◆ Extrait de page
------------------------------------
Analyse des pratiques participatives et de leurs effets à Grigny dans le département du Rhône
Félix BEAUVAIS, février 2012
Dialogues, propositions, histoires pour une citoyenneté mondiale (DPH)
Cette fiche, rédigée à partir d’un retour d’expérience, s’intéresse aux conditions et aux raisons pour lesquelles des habitants s’impliquent dans les démarches participatives de leur ville.
Problématique et méthodologie
Notre travail s’est articulé autour d’un questionnement multiple. Nous nous sommes demandés : Qui participe à la démarche participative ? Pourquoi les participants s’engagent-ils ? Quels sont les effets de cette démarche participative sur les individus ? Sur les groupes d’individus ? On résumera ces questions dans la problématique suivante : Pourquoi et comment les habitants se mobilisent-ils dans la démarche participative de la ville de Grigny ?
------------------------------------
◆ Données de disposition spatiale
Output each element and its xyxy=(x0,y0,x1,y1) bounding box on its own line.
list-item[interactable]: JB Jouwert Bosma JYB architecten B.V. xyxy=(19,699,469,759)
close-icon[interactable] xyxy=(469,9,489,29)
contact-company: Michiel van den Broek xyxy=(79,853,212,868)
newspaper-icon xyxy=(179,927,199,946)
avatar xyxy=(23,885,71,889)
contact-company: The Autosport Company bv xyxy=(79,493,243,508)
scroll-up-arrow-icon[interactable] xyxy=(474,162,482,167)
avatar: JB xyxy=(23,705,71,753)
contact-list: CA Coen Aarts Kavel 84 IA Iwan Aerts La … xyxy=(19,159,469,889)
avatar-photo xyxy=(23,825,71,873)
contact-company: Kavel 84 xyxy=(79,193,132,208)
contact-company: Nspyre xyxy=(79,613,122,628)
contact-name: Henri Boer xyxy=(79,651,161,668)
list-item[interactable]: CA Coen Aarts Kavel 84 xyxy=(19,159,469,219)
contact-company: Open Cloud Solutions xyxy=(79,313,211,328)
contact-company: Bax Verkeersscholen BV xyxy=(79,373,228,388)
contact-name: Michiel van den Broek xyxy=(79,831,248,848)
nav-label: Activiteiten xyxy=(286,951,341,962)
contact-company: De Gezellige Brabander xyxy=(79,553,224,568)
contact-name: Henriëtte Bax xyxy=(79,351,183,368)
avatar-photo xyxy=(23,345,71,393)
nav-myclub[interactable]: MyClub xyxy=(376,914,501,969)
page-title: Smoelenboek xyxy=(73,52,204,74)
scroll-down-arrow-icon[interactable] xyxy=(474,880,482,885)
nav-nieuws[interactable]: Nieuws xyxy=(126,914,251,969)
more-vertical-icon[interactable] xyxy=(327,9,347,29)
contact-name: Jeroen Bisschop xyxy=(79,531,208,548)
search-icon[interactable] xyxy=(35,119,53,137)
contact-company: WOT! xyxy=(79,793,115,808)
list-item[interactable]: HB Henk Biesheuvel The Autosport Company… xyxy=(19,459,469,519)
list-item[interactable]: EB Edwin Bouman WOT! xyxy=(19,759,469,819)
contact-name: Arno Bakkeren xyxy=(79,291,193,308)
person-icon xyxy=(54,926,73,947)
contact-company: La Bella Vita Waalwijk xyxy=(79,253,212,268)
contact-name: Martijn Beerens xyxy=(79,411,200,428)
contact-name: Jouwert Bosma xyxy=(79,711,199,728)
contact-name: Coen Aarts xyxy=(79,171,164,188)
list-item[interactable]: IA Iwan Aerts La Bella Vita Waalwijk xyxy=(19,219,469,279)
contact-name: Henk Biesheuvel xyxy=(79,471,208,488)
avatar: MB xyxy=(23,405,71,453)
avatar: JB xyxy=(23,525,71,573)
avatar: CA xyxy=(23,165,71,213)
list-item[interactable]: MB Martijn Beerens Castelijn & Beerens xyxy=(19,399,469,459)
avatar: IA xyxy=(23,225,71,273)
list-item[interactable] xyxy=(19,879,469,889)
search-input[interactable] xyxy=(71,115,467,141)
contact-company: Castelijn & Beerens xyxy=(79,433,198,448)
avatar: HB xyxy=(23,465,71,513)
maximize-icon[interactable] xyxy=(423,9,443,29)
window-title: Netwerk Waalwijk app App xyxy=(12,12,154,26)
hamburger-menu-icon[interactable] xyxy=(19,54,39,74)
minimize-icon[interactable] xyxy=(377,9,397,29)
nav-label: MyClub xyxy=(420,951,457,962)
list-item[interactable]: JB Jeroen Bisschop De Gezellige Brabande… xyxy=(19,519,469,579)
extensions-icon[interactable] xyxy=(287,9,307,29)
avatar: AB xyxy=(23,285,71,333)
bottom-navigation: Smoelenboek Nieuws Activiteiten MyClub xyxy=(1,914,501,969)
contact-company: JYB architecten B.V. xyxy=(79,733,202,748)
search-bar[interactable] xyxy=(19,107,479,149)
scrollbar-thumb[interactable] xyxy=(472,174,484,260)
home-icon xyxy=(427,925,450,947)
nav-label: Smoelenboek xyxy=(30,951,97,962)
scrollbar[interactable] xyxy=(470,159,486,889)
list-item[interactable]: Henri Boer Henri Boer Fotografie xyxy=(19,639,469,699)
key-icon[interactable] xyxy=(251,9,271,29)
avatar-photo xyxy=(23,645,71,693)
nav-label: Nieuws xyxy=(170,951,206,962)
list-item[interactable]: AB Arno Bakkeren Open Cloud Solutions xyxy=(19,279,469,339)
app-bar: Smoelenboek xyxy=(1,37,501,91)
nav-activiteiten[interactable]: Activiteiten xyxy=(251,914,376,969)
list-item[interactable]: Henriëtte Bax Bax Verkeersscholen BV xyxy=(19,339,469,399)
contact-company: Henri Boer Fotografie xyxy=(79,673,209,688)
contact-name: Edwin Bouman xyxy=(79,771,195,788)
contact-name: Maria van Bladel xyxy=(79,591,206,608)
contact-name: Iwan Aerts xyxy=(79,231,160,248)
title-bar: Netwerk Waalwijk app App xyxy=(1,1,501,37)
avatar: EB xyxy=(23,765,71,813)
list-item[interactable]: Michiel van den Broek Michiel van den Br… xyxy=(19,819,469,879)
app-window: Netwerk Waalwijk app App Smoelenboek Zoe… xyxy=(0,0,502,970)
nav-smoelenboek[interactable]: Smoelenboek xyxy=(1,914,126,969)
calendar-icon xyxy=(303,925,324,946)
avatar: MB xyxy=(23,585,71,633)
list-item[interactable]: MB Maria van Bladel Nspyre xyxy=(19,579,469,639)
------------------------------------
◆ Ce qui est demandé
1 – Quelle problématique résume les questions posées dans la fiche sur les pratiques participatives à Grigny ?
2 – Poursuivez, s'il vous plaît, la fiche sur les pratiques participatives à Grigny après sa dernière phrase.

◆ En réponse
1 – Pourquoi et comment les habitants se mobilisent-ils dans la démarche participative de la ville de Grigny ?

2 –
Le travail de terrain induit des biais qu’il nous paraît important de mentionner. Notre proximité avec les services et les élus municipaux de Grigny a été un bon vecteur d’entrée sur le terrain, mais il a nécessairement induit des oublis ou des raccourcis. Nous avons recueilli notre matériau de recherche via des entretiens avec des élus ou des participants aux groupes de travail de la démarche participative, et via des observations participantes lors de différents événements participatifs. Cette diversité des sources nous a permis d’étudier notre objet à travers différents prismes, cependant, une telle étude nécessiterait présence plus longue sur le terrain pour aboutir à des résultats plus précis.
Les participants et les non-participants, de groupes très hétérogènes
Commençons par définir la notion de participation1. Participer c’est prendre part – activation - et faire partie - appartenance2. Dès lors il est possible de décrire plus précisément les caractéristiques sociologiques des participants. Ces derniers ont pour la plus grande majorité, entre 50 et 70 ans et ne sont pas étrangers ou issus de l’immigration. Par contre, on note une relative parité des participants et des profils plus spécifiques selon les instances et les groupes de travail.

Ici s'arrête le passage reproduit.